### What the task requires:
Copy out every line in which the string "values" occurs.

(Dataset records on visual material)
— Begin —
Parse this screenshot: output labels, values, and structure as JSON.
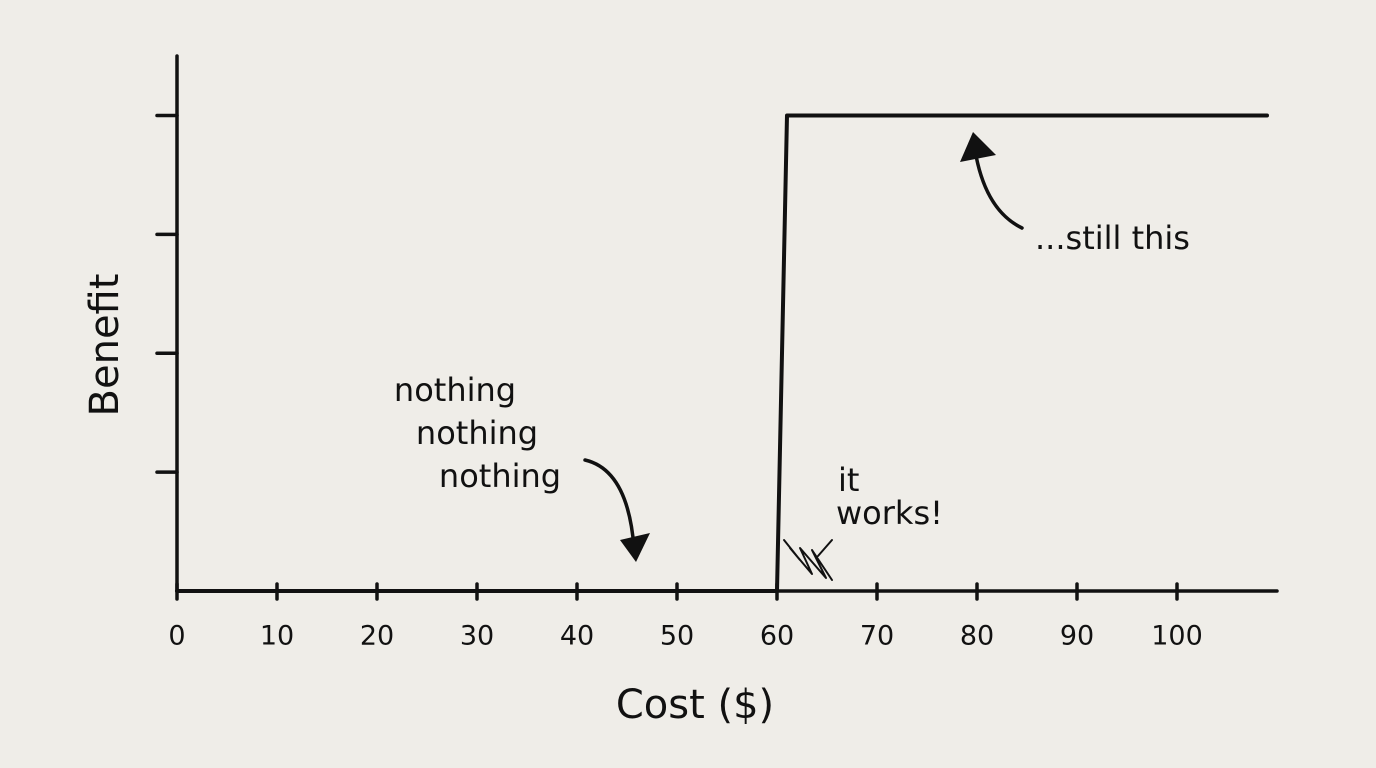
{
  "chart_data": {
    "type": "line",
    "x_label": "Cost ($)",
    "y_label": "Benefit",
    "x": [
      0,
      60,
      61,
      109
    ],
    "series": [
      {
        "color": "#111111",
        "values": [
          0,
          0,
          4,
          4
        ]
      }
    ],
    "xlim": [
      0,
      110
    ],
    "ylim": [
      0,
      4.5
    ],
    "xticks": [
      0,
      10,
      20,
      30,
      40,
      50,
      60,
      70,
      80,
      90,
      100
    ],
    "yticks": [
      1,
      2,
      3,
      4
    ],
    "annotations": [
      {
        "lines": [
          "nothing",
          "nothing",
          "nothing"
        ]
      },
      {
        "lines": [
          "it",
          "works!"
        ]
      },
      {
        "lines": [
          "...still this"
        ]
      }
    ]
  }
}
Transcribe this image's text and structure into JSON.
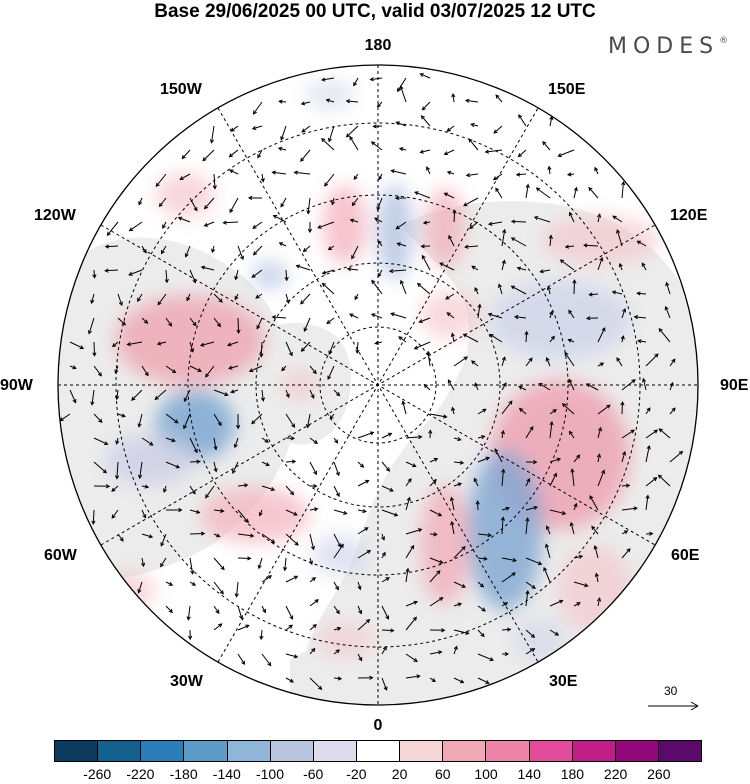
{
  "title": "Base 29/06/2025 00 UTC, valid 03/07/2025 12 UTC",
  "brand": {
    "name": "MODES",
    "mark": "®"
  },
  "map": {
    "projection": "north polar stereographic",
    "longitude_labels": {
      "top": "180",
      "bottom": "0",
      "left": "90W",
      "right": "90E",
      "upper_left_1": "150W",
      "upper_left_2": "120W",
      "upper_right_1": "150E",
      "upper_right_2": "120E",
      "lower_left_1": "60W",
      "lower_left_2": "30W",
      "lower_right_1": "60E",
      "lower_right_2": "30E"
    },
    "reference_vector": "30"
  },
  "colorbar": {
    "colors": [
      "#0d3b5e",
      "#14608f",
      "#2b7fb8",
      "#5b9cc9",
      "#8fb5d9",
      "#b9c4e0",
      "#dcdcec",
      "#ffffff",
      "#f7d6d8",
      "#f2a9b6",
      "#ee85a9",
      "#e24c9a",
      "#c01f87",
      "#93087a",
      "#5b0a6b"
    ],
    "tick_labels": [
      "-260",
      "-220",
      "-180",
      "-140",
      "-100",
      "-60",
      "-20",
      "20",
      "60",
      "100",
      "140",
      "180",
      "220",
      "260"
    ]
  }
}
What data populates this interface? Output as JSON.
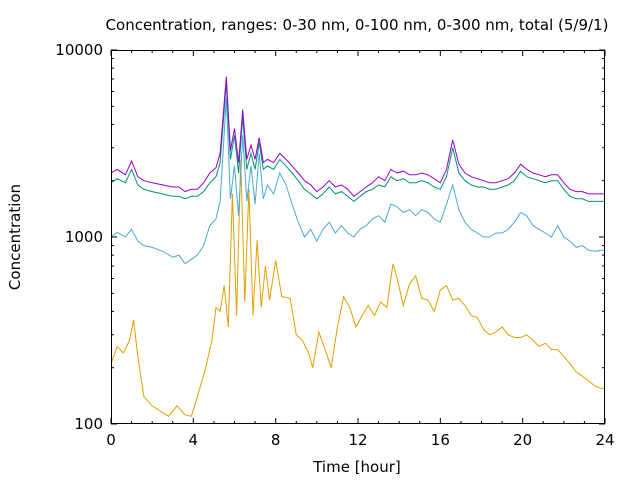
{
  "chart_data": {
    "type": "line",
    "title": "Concentration, ranges: 0-30 nm, 0-100 nm, 0-300 nm, total (5/9/1)",
    "xlabel": "Time [hour]",
    "ylabel": "Concentration",
    "xlim": [
      0,
      24
    ],
    "ylim": [
      100,
      10000
    ],
    "yscale": "log",
    "grid": false,
    "legend": "none",
    "xticks": [
      0,
      4,
      8,
      12,
      16,
      20,
      24
    ],
    "xtick_labels": [
      "0",
      "4",
      "8",
      "12",
      "16",
      "20",
      "24"
    ],
    "yticks": [
      100,
      1000,
      10000
    ],
    "ytick_labels": [
      "100",
      "1000",
      "10000"
    ],
    "series": [
      {
        "color": "#e0a000",
        "x": [
          0,
          0.3,
          0.6,
          0.9,
          1.1,
          1.3,
          1.6,
          2,
          2.5,
          2.8,
          3.2,
          3.6,
          3.9,
          4.2,
          4.6,
          4.9,
          5.1,
          5.3,
          5.5,
          5.7,
          5.9,
          6.1,
          6.3,
          6.5,
          6.7,
          6.9,
          7.1,
          7.3,
          7.5,
          7.7,
          8,
          8.3,
          8.7,
          9,
          9.3,
          9.6,
          9.8,
          10.1,
          10.4,
          10.7,
          11,
          11.3,
          11.6,
          11.9,
          12.2,
          12.5,
          12.8,
          13.1,
          13.4,
          13.7,
          13.9,
          14.2,
          14.5,
          14.8,
          15.1,
          15.4,
          15.7,
          16,
          16.3,
          16.6,
          16.9,
          17.2,
          17.5,
          17.8,
          18.1,
          18.4,
          18.7,
          19,
          19.3,
          19.6,
          19.9,
          20.2,
          20.5,
          20.8,
          21.1,
          21.4,
          21.7,
          22,
          22.3,
          22.6,
          22.9,
          23.2,
          23.5,
          23.8,
          24
        ],
        "y": [
          210,
          260,
          240,
          280,
          360,
          230,
          140,
          125,
          115,
          110,
          125,
          112,
          110,
          140,
          200,
          280,
          420,
          400,
          550,
          330,
          1700,
          380,
          2600,
          450,
          1800,
          380,
          960,
          420,
          700,
          460,
          750,
          480,
          470,
          300,
          280,
          240,
          200,
          310,
          250,
          200,
          330,
          480,
          420,
          330,
          380,
          430,
          380,
          450,
          420,
          720,
          600,
          430,
          560,
          620,
          470,
          460,
          400,
          520,
          550,
          460,
          470,
          430,
          380,
          370,
          320,
          300,
          310,
          330,
          300,
          290,
          290,
          300,
          280,
          260,
          270,
          250,
          250,
          230,
          210,
          190,
          180,
          170,
          160,
          155,
          155
        ]
      },
      {
        "color": "#4aa8d4",
        "x": [
          0,
          0.3,
          0.7,
          1,
          1.3,
          1.6,
          2,
          2.5,
          3,
          3.3,
          3.6,
          3.9,
          4.2,
          4.5,
          4.8,
          5.1,
          5.3,
          5.6,
          5.8,
          6,
          6.2,
          6.4,
          6.6,
          6.8,
          7,
          7.2,
          7.4,
          7.6,
          7.9,
          8.2,
          8.5,
          8.8,
          9.1,
          9.4,
          9.7,
          10,
          10.3,
          10.6,
          10.9,
          11.2,
          11.5,
          11.8,
          12.1,
          12.4,
          12.7,
          13,
          13.3,
          13.6,
          13.9,
          14.2,
          14.5,
          14.8,
          15.1,
          15.4,
          15.7,
          16,
          16.3,
          16.6,
          16.9,
          17.2,
          17.5,
          17.8,
          18.1,
          18.4,
          18.7,
          19,
          19.3,
          19.6,
          19.9,
          20.2,
          20.5,
          20.8,
          21.1,
          21.4,
          21.7,
          22,
          22.3,
          22.6,
          22.9,
          23.2,
          23.5,
          23.8,
          24
        ],
        "y": [
          1000,
          1060,
          1000,
          1100,
          950,
          900,
          880,
          840,
          780,
          800,
          720,
          760,
          800,
          900,
          1150,
          1250,
          1550,
          5500,
          1600,
          2400,
          1300,
          3500,
          1550,
          2400,
          1500,
          2800,
          1600,
          1900,
          1700,
          2200,
          1900,
          1500,
          1200,
          1000,
          1100,
          950,
          1100,
          1200,
          1050,
          1150,
          1050,
          1000,
          1100,
          1150,
          1250,
          1300,
          1200,
          1500,
          1450,
          1350,
          1400,
          1300,
          1400,
          1350,
          1250,
          1200,
          1500,
          1900,
          1400,
          1200,
          1100,
          1050,
          1000,
          1000,
          1050,
          1050,
          1100,
          1200,
          1350,
          1300,
          1150,
          1100,
          1050,
          1000,
          1150,
          1000,
          950,
          880,
          900,
          850,
          840,
          850,
          850
        ]
      },
      {
        "color": "#009270",
        "x": [
          0,
          0.3,
          0.7,
          1,
          1.3,
          1.6,
          2,
          2.5,
          3,
          3.3,
          3.6,
          3.9,
          4.2,
          4.5,
          4.8,
          5.1,
          5.3,
          5.6,
          5.8,
          6,
          6.2,
          6.4,
          6.6,
          6.8,
          7,
          7.2,
          7.4,
          7.6,
          7.9,
          8.2,
          8.5,
          8.8,
          9.1,
          9.4,
          9.7,
          10,
          10.3,
          10.6,
          10.9,
          11.2,
          11.5,
          11.8,
          12.1,
          12.4,
          12.7,
          13,
          13.3,
          13.6,
          13.9,
          14.2,
          14.5,
          14.8,
          15.1,
          15.4,
          15.7,
          16,
          16.3,
          16.6,
          16.9,
          17.2,
          17.5,
          17.8,
          18.1,
          18.4,
          18.7,
          19,
          19.3,
          19.6,
          19.9,
          20.2,
          20.5,
          20.8,
          21.1,
          21.4,
          21.7,
          22,
          22.3,
          22.6,
          22.9,
          23.2,
          23.5,
          23.8,
          24
        ],
        "y": [
          1950,
          2050,
          1950,
          2300,
          1900,
          1800,
          1750,
          1700,
          1650,
          1650,
          1600,
          1650,
          1650,
          1750,
          1950,
          2100,
          2500,
          6600,
          2600,
          3500,
          2200,
          4400,
          2300,
          2800,
          2300,
          3200,
          2300,
          2400,
          2300,
          2600,
          2400,
          2200,
          2000,
          1800,
          1700,
          1600,
          1700,
          1850,
          1700,
          1750,
          1650,
          1550,
          1650,
          1750,
          1800,
          1900,
          1850,
          2100,
          2000,
          2050,
          1950,
          1950,
          2000,
          1950,
          1850,
          1800,
          2100,
          3000,
          2200,
          2000,
          1900,
          1850,
          1850,
          1800,
          1800,
          1850,
          1900,
          2000,
          2250,
          2100,
          2050,
          2000,
          1950,
          2000,
          2000,
          1800,
          1650,
          1600,
          1600,
          1550,
          1550,
          1550,
          1550
        ]
      },
      {
        "color": "#9400d3",
        "x": [
          0,
          0.3,
          0.7,
          1,
          1.3,
          1.6,
          2,
          2.5,
          3,
          3.3,
          3.6,
          3.9,
          4.2,
          4.5,
          4.8,
          5.1,
          5.3,
          5.6,
          5.8,
          6,
          6.2,
          6.4,
          6.6,
          6.8,
          7,
          7.2,
          7.4,
          7.6,
          7.9,
          8.2,
          8.5,
          8.8,
          9.1,
          9.4,
          9.7,
          10,
          10.3,
          10.6,
          10.9,
          11.2,
          11.5,
          11.8,
          12.1,
          12.4,
          12.7,
          13,
          13.3,
          13.6,
          13.9,
          14.2,
          14.5,
          14.8,
          15.1,
          15.4,
          15.7,
          16,
          16.3,
          16.6,
          16.9,
          17.2,
          17.5,
          17.8,
          18.1,
          18.4,
          18.7,
          19,
          19.3,
          19.6,
          19.9,
          20.2,
          20.5,
          20.8,
          21.1,
          21.4,
          21.7,
          22,
          22.3,
          22.6,
          22.9,
          23.2,
          23.5,
          23.8,
          24
        ],
        "y": [
          2200,
          2300,
          2150,
          2550,
          2100,
          2000,
          1950,
          1900,
          1850,
          1850,
          1750,
          1800,
          1800,
          1950,
          2200,
          2350,
          2800,
          7200,
          2900,
          3800,
          2500,
          4800,
          2600,
          3100,
          2600,
          3400,
          2500,
          2600,
          2500,
          2800,
          2600,
          2400,
          2200,
          2000,
          1900,
          1750,
          1850,
          2000,
          1850,
          1900,
          1800,
          1650,
          1750,
          1850,
          1950,
          2100,
          2000,
          2300,
          2200,
          2250,
          2150,
          2150,
          2200,
          2150,
          2050,
          1950,
          2300,
          3300,
          2450,
          2200,
          2100,
          2050,
          2000,
          1950,
          1950,
          2000,
          2050,
          2200,
          2450,
          2300,
          2200,
          2150,
          2100,
          2150,
          2150,
          1950,
          1800,
          1750,
          1750,
          1700,
          1700,
          1700,
          1700
        ]
      }
    ]
  }
}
— End —
### Solution to the problem:
Parse this screenshot: output labels, values, and structure as JSON.
        "values": [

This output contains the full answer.